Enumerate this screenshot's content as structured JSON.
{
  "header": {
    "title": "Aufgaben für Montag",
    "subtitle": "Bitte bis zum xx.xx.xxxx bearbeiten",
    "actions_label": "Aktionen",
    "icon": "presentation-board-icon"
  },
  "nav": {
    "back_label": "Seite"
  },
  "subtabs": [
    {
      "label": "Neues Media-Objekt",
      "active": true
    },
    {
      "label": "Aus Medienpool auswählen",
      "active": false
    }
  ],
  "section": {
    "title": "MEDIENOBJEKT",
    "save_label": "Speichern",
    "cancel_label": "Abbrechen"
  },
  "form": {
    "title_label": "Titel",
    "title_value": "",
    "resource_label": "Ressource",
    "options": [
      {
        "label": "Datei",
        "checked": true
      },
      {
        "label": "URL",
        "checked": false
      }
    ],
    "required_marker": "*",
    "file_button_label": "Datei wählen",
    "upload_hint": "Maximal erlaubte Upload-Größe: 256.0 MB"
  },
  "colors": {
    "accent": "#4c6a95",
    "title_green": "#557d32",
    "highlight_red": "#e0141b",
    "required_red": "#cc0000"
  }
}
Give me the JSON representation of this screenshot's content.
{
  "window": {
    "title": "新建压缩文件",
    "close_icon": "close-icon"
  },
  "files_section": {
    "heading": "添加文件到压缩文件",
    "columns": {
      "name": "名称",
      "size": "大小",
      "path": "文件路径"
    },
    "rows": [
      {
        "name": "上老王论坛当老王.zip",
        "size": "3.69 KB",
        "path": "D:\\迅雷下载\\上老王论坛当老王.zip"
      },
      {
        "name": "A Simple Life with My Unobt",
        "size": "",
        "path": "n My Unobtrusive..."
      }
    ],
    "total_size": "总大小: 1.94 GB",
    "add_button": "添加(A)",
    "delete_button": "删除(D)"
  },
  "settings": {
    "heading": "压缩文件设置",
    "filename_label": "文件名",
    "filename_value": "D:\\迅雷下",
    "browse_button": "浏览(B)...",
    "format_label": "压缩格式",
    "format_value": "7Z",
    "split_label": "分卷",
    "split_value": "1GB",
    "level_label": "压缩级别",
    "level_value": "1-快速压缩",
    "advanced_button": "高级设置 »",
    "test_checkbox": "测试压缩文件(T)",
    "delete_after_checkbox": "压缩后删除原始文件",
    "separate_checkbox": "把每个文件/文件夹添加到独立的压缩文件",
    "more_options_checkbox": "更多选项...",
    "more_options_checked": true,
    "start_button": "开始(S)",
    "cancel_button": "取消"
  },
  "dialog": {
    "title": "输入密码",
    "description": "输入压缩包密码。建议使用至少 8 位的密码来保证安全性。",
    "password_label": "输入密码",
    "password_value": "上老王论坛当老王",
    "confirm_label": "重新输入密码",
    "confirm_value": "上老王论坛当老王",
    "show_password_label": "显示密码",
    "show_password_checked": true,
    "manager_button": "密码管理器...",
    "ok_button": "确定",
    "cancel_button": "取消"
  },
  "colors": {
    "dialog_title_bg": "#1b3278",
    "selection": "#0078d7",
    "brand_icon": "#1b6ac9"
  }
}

■ TASK BRIEF ■
Copy every line exactly. Leave nothing out.

■ SOLUTION TO THIS TASK ■
Enumerate this screenshot's content as structured JSON.
{
  "header": {
    "title": "Aufgaben für Montag",
    "subtitle": "Bitte bis zum xx.xx.xxxx bearbeiten",
    "actions_label": "Aktionen",
    "icon": "presentation-board-icon"
  },
  "nav": {
    "back_label": "Seite"
  },
  "subtabs": [
    {
      "label": "Neues Media-Objekt",
      "active": true
    },
    {
      "label": "Aus Medienpool auswählen",
      "active": false
    }
  ],
  "section": {
    "title": "MEDIENOBJEKT",
    "save_label": "Speichern",
    "cancel_label": "Abbrechen"
  },
  "form": {
    "title_label": "Titel",
    "title_value": "",
    "resource_label": "Ressource",
    "options": [
      {
        "label": "Datei",
        "checked": true
      },
      {
        "label": "URL",
        "checked": false
      }
    ],
    "required_marker": "*",
    "file_button_label": "Datei wählen",
    "upload_hint": "Maximal erlaubte Upload-Größe: 256.0 MB"
  },
  "colors": {
    "accent": "#4c6a95",
    "title_green": "#557d32",
    "highlight_red": "#e0141b",
    "required_red": "#cc0000"
  }
}
Give me the JSON representation of this screenshot's content.
{
  "window": {
    "title": "新建压缩文件",
    "close_icon": "close-icon"
  },
  "files_section": {
    "heading": "添加文件到压缩文件",
    "columns": {
      "name": "名称",
      "size": "大小",
      "path": "文件路径"
    },
    "rows": [
      {
        "name": "上老王论坛当老王.zip",
        "size": "3.69 KB",
        "path": "D:\\迅雷下载\\上老王论坛当老王.zip"
      },
      {
        "name": "A Simple Life with My Unobt",
        "size": "",
        "path": "n My Unobtrusive..."
      }
    ],
    "total_size": "总大小: 1.94 GB",
    "add_button": "添加(A)",
    "delete_button": "删除(D)"
  },
  "settings": {
    "heading": "压缩文件设置",
    "filename_label": "文件名",
    "filename_value": "D:\\迅雷下",
    "browse_button": "浏览(B)...",
    "format_label": "压缩格式",
    "format_value": "7Z",
    "split_label": "分卷",
    "split_value": "1GB",
    "level_label": "压缩级别",
    "level_value": "1-快速压缩",
    "advanced_button": "高级设置 »",
    "test_checkbox": "测试压缩文件(T)",
    "delete_after_checkbox": "压缩后删除原始文件",
    "separate_checkbox": "把每个文件/文件夹添加到独立的压缩文件",
    "more_options_checkbox": "更多选项...",
    "more_options_checked": true,
    "start_button": "开始(S)",
    "cancel_button": "取消"
  },
  "dialog": {
    "title": "输入密码",
    "description": "输入压缩包密码。建议使用至少 8 位的密码来保证安全性。",
    "password_label": "输入密码",
    "password_value": "上老王论坛当老王",
    "confirm_label": "重新输入密码",
    "confirm_value": "上老王论坛当老王",
    "show_password_label": "显示密码",
    "show_password_checked": true,
    "manager_button": "密码管理器...",
    "ok_button": "确定",
    "cancel_button": "取消"
  },
  "colors": {
    "dialog_title_bg": "#1b3278",
    "selection": "#0078d7",
    "brand_icon": "#1b6ac9"
  }
}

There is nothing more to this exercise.